--- Start Data for this exercise ---
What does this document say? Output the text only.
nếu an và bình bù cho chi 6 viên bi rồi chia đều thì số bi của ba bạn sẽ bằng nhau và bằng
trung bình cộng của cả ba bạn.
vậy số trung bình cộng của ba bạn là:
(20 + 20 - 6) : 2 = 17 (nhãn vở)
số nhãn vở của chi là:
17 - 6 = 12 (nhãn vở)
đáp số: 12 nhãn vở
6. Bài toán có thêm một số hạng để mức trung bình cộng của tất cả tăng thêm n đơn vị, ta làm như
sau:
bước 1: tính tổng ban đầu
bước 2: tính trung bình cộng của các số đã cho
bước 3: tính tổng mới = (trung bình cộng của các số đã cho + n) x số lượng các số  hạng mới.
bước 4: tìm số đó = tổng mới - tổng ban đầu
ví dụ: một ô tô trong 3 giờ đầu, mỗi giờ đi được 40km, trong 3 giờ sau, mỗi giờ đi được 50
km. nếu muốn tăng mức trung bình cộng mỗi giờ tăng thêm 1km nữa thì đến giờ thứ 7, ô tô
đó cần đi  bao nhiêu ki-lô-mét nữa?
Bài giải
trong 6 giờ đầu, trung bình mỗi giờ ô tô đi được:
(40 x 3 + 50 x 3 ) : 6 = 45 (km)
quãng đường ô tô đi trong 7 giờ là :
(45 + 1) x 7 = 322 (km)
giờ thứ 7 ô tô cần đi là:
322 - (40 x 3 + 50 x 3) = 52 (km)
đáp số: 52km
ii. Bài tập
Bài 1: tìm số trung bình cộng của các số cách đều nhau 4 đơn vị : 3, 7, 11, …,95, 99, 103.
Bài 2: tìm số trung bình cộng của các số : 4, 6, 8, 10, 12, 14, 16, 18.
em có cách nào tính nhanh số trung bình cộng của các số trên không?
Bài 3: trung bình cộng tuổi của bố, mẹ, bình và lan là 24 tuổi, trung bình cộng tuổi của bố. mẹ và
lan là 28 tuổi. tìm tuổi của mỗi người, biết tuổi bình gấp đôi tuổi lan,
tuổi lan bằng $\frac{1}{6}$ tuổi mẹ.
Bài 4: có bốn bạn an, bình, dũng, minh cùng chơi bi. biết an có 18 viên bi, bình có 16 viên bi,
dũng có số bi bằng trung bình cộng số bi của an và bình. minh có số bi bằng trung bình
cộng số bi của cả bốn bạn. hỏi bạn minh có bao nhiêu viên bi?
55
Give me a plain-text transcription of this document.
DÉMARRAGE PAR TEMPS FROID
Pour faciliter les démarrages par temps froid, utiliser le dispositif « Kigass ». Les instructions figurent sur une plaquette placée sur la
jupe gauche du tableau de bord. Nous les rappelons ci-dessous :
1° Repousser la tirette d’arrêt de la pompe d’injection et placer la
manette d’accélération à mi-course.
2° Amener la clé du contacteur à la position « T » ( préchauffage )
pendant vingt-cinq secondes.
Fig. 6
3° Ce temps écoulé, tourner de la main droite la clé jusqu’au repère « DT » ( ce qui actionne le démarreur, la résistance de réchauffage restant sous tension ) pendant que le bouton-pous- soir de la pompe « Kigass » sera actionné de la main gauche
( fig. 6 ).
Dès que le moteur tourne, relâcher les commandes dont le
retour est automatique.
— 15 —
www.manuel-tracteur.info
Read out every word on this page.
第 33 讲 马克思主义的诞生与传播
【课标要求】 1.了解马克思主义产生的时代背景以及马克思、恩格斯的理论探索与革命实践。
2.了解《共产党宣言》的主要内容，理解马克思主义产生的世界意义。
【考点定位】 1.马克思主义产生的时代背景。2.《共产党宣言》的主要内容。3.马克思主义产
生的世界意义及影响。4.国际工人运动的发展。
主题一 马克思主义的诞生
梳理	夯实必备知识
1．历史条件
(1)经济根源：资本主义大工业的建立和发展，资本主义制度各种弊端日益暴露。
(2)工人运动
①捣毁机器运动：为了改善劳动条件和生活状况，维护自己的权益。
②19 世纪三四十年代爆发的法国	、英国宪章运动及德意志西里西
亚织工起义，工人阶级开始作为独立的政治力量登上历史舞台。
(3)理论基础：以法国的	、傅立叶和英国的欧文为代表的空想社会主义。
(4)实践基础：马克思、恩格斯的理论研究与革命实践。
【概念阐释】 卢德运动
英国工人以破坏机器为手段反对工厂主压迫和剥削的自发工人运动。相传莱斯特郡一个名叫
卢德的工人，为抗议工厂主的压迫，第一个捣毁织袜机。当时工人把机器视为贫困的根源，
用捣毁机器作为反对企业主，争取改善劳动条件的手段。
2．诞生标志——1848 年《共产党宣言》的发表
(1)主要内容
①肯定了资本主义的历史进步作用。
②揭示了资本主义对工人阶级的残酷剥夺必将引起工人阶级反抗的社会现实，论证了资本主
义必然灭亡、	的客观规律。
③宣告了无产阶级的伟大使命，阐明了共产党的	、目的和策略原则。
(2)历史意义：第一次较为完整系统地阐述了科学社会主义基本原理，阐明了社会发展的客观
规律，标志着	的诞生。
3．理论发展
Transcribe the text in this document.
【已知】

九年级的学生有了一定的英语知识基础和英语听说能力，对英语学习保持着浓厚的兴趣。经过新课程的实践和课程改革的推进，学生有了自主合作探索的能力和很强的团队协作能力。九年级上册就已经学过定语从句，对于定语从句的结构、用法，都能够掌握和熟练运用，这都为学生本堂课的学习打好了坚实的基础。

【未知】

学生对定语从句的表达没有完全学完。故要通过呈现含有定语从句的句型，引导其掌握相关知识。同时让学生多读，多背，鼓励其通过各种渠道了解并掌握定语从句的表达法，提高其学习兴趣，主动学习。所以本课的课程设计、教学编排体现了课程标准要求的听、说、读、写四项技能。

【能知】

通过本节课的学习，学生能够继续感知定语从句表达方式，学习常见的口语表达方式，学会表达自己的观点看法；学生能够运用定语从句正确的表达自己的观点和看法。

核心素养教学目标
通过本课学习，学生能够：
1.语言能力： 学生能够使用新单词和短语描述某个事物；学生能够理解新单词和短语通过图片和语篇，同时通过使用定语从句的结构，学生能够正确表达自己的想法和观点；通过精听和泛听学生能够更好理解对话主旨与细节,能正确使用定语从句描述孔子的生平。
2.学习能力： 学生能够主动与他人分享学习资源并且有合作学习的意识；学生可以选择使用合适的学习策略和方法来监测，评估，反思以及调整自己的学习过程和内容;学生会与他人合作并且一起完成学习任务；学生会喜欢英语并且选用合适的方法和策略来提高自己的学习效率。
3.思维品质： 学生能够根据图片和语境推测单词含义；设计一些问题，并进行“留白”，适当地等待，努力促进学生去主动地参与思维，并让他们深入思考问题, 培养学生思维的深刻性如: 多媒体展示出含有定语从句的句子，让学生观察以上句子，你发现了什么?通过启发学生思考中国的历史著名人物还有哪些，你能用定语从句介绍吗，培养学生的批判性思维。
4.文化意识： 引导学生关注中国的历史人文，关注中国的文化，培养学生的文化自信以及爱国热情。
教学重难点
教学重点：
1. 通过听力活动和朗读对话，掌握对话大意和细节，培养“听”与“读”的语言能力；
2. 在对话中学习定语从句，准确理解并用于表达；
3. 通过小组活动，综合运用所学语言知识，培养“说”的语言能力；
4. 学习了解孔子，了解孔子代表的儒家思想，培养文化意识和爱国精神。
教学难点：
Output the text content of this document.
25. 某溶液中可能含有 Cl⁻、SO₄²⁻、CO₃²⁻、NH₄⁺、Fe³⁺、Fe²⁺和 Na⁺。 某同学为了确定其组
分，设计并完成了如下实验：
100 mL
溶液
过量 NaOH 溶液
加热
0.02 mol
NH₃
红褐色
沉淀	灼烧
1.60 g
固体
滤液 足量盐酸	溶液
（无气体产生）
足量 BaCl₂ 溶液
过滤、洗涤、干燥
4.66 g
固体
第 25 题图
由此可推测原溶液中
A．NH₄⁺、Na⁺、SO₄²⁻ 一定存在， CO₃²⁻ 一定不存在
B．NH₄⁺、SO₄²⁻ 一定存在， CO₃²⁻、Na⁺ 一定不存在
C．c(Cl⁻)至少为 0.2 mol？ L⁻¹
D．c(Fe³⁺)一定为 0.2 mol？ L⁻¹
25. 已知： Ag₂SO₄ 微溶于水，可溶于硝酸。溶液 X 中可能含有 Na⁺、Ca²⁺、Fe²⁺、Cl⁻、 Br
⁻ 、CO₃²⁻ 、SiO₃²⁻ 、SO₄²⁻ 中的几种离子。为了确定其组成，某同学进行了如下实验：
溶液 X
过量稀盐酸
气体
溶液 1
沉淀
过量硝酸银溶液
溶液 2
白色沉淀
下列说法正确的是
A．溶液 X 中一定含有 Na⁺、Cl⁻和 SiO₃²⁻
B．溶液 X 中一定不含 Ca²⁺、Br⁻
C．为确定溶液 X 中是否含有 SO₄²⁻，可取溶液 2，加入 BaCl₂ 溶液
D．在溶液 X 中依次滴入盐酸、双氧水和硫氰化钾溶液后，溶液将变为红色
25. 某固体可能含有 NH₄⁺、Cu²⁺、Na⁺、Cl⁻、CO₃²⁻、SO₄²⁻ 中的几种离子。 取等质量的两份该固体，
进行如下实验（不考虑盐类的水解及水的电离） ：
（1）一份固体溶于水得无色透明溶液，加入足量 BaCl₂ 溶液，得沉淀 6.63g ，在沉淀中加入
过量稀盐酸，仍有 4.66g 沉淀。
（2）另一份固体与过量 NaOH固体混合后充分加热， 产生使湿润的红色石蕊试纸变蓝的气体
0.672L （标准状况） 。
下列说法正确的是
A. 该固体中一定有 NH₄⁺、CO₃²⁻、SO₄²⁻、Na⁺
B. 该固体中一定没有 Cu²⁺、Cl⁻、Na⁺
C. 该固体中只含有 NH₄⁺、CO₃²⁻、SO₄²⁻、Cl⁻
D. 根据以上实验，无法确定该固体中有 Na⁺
--- End Data for this exercise ---
▶ _Instructions to follow_
With the line containing "Output the text content of this document." as the first and the last line of the records as the final one, print exactly the lines in that span.

▶ _Solution for this exercise_
Output the text content of this document.
25. 某溶液中可能含有 Cl⁻、SO₄²⁻、CO₃²⁻、NH₄⁺、Fe³⁺、Fe²⁺和 Na⁺。 某同学为了确定其组
分，设计并完成了如下实验：
100 mL
溶液
过量 NaOH 溶液
加热
0.02 mol
NH₃
红褐色
沉淀	灼烧
1.60 g
固体
滤液 足量盐酸	溶液
（无气体产生）
足量 BaCl₂ 溶液
过滤、洗涤、干燥
4.66 g
固体
第 25 题图
由此可推测原溶液中
A．NH₄⁺、Na⁺、SO₄²⁻ 一定存在， CO₃²⁻ 一定不存在
B．NH₄⁺、SO₄²⁻ 一定存在， CO₃²⁻、Na⁺ 一定不存在
C．c(Cl⁻)至少为 0.2 mol？ L⁻¹
D．c(Fe³⁺)一定为 0.2 mol？ L⁻¹
25. 已知： Ag₂SO₄ 微溶于水，可溶于硝酸。溶液 X 中可能含有 Na⁺、Ca²⁺、Fe²⁺、Cl⁻、 Br
⁻ 、CO₃²⁻ 、SiO₃²⁻ 、SO₄²⁻ 中的几种离子。为了确定其组成，某同学进行了如下实验：
溶液 X
过量稀盐酸
气体
溶液 1
沉淀
过量硝酸银溶液
溶液 2
白色沉淀
下列说法正确的是
A．溶液 X 中一定含有 Na⁺、Cl⁻和 SiO₃²⁻
B．溶液 X 中一定不含 Ca²⁺、Br⁻
C．为确定溶液 X 中是否含有 SO₄²⁻，可取溶液 2，加入 BaCl₂ 溶液
D．在溶液 X 中依次滴入盐酸、双氧水和硫氰化钾溶液后，溶液将变为红色
25. 某固体可能含有 NH₄⁺、Cu²⁺、Na⁺、Cl⁻、CO₃²⁻、SO₄²⁻ 中的几种离子。 取等质量的两份该固体，
进行如下实验（不考虑盐类的水解及水的电离） ：
（1）一份固体溶于水得无色透明溶液，加入足量 BaCl₂ 溶液，得沉淀 6.63g ，在沉淀中加入
过量稀盐酸，仍有 4.66g 沉淀。
（2）另一份固体与过量 NaOH固体混合后充分加热， 产生使湿润的红色石蕊试纸变蓝的气体
0.672L （标准状况） 。
下列说法正确的是
A. 该固体中一定有 NH₄⁺、CO₃²⁻、SO₄²⁻、Na⁺
B. 该固体中一定没有 Cu²⁺、Cl⁻、Na⁺
C. 该固体中只含有 NH₄⁺、CO₃²⁻、SO₄²⁻、Cl⁻
D. 根据以上实验，无法确定该固体中有 Na⁺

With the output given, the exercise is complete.